### What the task requires:
Check each line of the data below for the string "worden", then report how many lines have it and nothing else.

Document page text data
┄┄┄┄┄┄

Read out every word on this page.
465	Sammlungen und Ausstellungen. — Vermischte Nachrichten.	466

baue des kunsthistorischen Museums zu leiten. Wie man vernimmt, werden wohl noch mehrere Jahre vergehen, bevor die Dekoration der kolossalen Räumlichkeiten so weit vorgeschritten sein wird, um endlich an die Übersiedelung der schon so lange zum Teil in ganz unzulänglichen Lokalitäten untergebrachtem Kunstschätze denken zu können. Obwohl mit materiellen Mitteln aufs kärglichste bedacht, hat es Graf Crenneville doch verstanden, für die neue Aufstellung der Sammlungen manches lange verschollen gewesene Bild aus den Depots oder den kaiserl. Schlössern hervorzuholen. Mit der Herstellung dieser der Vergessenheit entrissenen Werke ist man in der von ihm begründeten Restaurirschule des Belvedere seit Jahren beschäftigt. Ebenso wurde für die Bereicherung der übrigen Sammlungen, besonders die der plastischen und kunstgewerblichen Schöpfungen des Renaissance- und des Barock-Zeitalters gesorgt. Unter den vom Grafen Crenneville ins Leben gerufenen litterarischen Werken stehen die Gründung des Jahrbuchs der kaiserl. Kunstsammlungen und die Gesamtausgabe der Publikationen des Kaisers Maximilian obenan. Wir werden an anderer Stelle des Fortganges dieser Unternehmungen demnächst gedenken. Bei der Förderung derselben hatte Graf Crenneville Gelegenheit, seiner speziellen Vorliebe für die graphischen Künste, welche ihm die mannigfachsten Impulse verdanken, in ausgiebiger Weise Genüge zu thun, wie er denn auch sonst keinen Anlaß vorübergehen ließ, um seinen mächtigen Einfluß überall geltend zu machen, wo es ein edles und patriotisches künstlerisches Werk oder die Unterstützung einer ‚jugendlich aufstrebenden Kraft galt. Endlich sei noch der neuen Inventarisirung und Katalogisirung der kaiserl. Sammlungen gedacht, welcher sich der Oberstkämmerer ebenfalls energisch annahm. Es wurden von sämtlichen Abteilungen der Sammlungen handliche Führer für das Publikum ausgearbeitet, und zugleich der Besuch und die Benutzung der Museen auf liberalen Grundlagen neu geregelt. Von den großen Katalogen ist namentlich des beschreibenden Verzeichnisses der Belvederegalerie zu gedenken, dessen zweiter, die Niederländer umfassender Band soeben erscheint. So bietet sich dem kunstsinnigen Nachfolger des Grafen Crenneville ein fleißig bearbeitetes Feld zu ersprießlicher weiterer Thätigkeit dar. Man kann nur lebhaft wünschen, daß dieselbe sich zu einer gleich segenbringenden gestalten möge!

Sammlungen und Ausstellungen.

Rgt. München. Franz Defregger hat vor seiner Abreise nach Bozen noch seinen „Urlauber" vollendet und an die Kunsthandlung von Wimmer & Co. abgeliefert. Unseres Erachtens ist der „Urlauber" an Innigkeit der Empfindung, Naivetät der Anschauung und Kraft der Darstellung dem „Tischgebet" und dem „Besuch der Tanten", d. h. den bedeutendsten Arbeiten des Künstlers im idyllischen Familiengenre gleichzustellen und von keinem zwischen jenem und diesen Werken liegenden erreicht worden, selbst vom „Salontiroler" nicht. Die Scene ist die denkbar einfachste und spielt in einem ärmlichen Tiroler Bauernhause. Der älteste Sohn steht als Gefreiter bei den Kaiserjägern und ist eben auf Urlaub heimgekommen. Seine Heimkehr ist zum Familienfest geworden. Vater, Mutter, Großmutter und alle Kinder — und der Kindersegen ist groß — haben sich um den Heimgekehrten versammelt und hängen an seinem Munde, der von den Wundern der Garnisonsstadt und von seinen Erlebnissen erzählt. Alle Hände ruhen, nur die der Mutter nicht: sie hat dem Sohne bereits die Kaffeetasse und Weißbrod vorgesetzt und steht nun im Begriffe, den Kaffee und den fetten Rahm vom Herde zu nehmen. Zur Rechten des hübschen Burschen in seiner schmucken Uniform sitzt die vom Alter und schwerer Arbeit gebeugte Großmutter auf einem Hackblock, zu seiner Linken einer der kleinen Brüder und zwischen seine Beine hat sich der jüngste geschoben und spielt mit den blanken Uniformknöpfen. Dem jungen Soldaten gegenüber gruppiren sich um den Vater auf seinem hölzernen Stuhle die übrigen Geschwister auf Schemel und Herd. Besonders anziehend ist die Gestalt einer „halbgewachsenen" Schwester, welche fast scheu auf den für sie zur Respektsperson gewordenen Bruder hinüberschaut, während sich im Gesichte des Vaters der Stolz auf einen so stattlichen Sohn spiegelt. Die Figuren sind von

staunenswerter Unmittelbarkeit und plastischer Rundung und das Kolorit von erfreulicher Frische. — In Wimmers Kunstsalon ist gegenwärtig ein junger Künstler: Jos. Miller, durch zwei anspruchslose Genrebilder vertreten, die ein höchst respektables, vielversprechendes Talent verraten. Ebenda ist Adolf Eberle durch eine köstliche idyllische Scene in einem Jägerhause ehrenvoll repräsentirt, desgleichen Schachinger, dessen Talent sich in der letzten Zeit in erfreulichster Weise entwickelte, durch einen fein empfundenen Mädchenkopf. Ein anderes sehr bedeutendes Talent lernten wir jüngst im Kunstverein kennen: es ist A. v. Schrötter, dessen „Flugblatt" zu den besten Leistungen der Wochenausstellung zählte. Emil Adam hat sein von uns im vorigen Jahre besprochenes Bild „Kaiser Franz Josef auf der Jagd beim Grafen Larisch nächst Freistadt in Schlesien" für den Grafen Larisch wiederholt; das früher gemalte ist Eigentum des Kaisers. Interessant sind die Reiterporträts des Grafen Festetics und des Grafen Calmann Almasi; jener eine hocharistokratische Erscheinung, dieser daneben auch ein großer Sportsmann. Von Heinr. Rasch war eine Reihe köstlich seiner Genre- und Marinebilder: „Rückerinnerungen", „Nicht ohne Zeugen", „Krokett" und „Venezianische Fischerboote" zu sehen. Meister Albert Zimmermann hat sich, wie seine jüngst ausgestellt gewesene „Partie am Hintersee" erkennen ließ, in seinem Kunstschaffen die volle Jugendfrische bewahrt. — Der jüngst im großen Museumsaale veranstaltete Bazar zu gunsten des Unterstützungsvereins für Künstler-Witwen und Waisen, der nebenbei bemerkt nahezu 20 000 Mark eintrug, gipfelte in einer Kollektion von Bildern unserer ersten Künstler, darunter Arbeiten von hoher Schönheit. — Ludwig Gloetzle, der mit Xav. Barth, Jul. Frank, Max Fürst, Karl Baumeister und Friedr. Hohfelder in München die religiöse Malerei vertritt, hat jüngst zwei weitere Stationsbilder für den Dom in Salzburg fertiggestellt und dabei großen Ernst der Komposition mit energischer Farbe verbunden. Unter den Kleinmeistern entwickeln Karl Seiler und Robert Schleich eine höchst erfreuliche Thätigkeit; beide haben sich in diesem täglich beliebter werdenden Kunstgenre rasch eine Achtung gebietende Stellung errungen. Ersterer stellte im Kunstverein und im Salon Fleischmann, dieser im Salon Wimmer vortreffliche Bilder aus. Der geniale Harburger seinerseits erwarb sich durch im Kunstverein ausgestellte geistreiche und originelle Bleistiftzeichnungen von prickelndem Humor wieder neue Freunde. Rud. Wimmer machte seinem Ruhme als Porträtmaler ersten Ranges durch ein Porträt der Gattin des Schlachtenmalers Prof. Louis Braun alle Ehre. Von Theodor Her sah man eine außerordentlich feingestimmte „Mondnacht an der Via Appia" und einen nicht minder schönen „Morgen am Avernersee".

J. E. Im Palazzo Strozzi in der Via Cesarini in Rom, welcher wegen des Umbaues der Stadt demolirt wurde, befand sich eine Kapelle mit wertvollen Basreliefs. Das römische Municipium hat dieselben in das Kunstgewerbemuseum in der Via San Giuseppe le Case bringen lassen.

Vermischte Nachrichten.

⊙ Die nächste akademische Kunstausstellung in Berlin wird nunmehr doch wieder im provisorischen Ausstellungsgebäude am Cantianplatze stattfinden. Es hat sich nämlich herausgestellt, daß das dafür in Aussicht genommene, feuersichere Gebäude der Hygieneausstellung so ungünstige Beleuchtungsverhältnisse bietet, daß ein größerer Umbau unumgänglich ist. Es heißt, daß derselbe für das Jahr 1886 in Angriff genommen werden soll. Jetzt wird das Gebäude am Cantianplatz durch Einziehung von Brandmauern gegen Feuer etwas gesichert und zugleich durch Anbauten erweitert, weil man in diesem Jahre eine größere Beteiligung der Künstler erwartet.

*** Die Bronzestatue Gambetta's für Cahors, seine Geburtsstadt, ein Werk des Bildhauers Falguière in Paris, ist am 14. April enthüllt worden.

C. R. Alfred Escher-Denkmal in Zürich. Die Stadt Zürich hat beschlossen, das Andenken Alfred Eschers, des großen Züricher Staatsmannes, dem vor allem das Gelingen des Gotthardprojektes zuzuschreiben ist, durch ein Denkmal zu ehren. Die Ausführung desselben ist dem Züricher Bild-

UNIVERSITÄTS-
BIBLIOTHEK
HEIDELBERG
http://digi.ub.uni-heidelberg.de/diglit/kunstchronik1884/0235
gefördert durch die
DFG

┄┄┄┄┄┄

### Result of this task:
2